→ **Stated problem**
All lines below must be repeated exactly, with the pictures omitted.

→ **Recorded data**
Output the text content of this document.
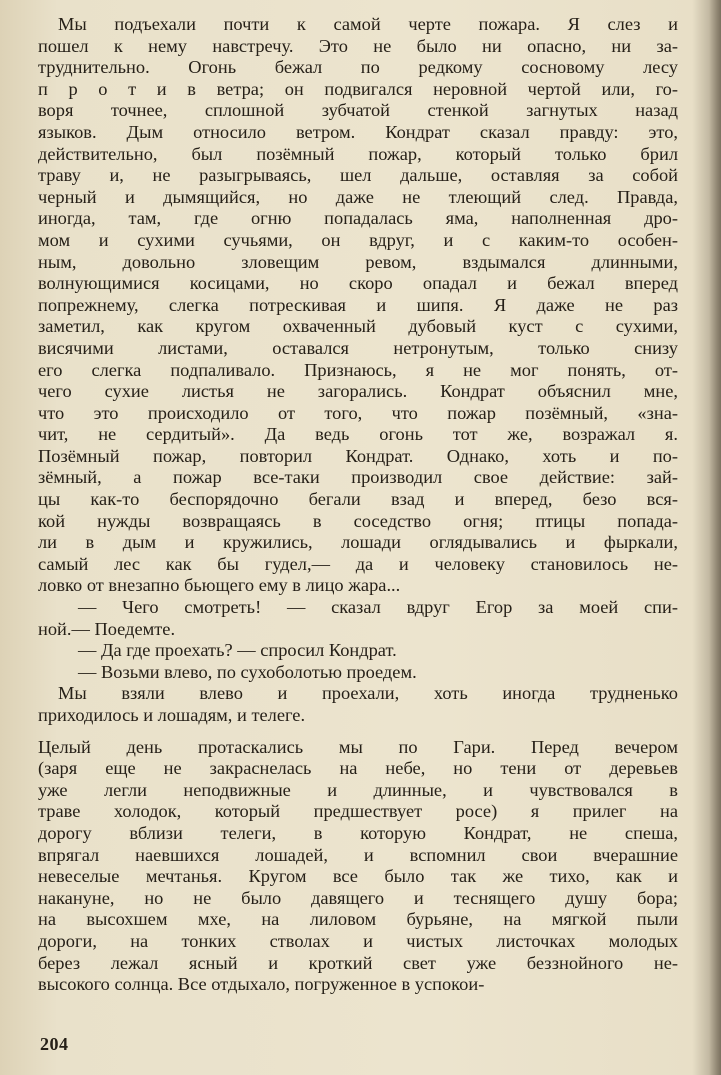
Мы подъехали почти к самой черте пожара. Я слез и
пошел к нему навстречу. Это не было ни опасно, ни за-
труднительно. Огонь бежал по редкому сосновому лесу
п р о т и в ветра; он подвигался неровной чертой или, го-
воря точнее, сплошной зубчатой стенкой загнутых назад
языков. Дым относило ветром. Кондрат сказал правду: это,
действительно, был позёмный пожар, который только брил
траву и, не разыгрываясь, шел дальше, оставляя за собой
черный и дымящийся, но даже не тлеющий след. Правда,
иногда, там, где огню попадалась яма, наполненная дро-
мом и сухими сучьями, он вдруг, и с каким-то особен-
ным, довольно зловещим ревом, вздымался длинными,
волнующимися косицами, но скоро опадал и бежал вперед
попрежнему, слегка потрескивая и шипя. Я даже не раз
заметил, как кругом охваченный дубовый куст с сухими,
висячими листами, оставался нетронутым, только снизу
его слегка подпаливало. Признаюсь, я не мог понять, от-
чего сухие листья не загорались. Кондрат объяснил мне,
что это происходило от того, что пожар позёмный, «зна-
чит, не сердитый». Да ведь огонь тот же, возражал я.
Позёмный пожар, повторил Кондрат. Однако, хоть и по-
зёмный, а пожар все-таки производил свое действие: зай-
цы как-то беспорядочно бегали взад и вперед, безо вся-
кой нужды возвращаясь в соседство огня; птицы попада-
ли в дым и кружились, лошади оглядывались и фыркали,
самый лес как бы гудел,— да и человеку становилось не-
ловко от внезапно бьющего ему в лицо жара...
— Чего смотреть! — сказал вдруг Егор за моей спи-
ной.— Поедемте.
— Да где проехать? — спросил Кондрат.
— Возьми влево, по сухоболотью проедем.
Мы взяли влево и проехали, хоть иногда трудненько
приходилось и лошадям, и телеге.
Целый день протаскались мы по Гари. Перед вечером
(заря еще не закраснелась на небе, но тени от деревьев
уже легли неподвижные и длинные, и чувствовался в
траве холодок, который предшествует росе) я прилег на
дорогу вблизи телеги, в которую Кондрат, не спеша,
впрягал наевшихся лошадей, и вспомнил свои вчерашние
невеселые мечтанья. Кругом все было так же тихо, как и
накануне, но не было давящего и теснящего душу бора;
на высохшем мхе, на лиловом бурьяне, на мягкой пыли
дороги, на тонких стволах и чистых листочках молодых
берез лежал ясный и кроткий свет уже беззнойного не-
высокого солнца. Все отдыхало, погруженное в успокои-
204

→ **Solution for this problem**
Output the text content of this document.
Мы подъехали почти к самой черте пожара. Я слез и
пошел к нему навстречу. Это не было ни опасно, ни за-
труднительно. Огонь бежал по редкому сосновому лесу
п р о т и в ветра; он подвигался неровной чертой или, го-
воря точнее, сплошной зубчатой стенкой загнутых назад
языков. Дым относило ветром. Кондрат сказал правду: это,
действительно, был позёмный пожар, который только брил
траву и, не разыгрываясь, шел дальше, оставляя за собой
черный и дымящийся, но даже не тлеющий след. Правда,
иногда, там, где огню попадалась яма, наполненная дро-
мом и сухими сучьями, он вдруг, и с каким-то особен-
ным, довольно зловещим ревом, вздымался длинными,
волнующимися косицами, но скоро опадал и бежал вперед
попрежнему, слегка потрескивая и шипя. Я даже не раз
заметил, как кругом охваченный дубовый куст с сухими,
висячими листами, оставался нетронутым, только снизу
его слегка подпаливало. Признаюсь, я не мог понять, от-
чего сухие листья не загорались. Кондрат объяснил мне,
что это происходило от того, что пожар позёмный, «зна-
чит, не сердитый». Да ведь огонь тот же, возражал я.
Позёмный пожар, повторил Кондрат. Однако, хоть и по-
зёмный, а пожар все-таки производил свое действие: зай-
цы как-то беспорядочно бегали взад и вперед, безо вся-
кой нужды возвращаясь в соседство огня; птицы попада-
ли в дым и кружились, лошади оглядывались и фыркали,
самый лес как бы гудел,— да и человеку становилось не-
ловко от внезапно бьющего ему в лицо жара...
— Чего смотреть! — сказал вдруг Егор за моей спи-
ной.— Поедемте.
— Да где проехать? — спросил Кондрат.
— Возьми влево, по сухоболотью проедем.
Мы взяли влево и проехали, хоть иногда трудненько
приходилось и лошадям, и телеге.
Целый день протаскались мы по Гари. Перед вечером
(заря еще не закраснелась на небе, но тени от деревьев
уже легли неподвижные и длинные, и чувствовался в
траве холодок, который предшествует росе) я прилег на
дорогу вблизи телеги, в которую Кондрат, не спеша,
впрягал наевшихся лошадей, и вспомнил свои вчерашние
невеселые мечтанья. Кругом все было так же тихо, как и
накануне, но не было давящего и теснящего душу бора;
на высохшем мхе, на лиловом бурьяне, на мягкой пыли
дороги, на тонких стволах и чистых листочках молодых
берез лежал ясный и кроткий свет уже беззнойного не-
высокого солнца. Все отдыхало, погруженное в успокои-
204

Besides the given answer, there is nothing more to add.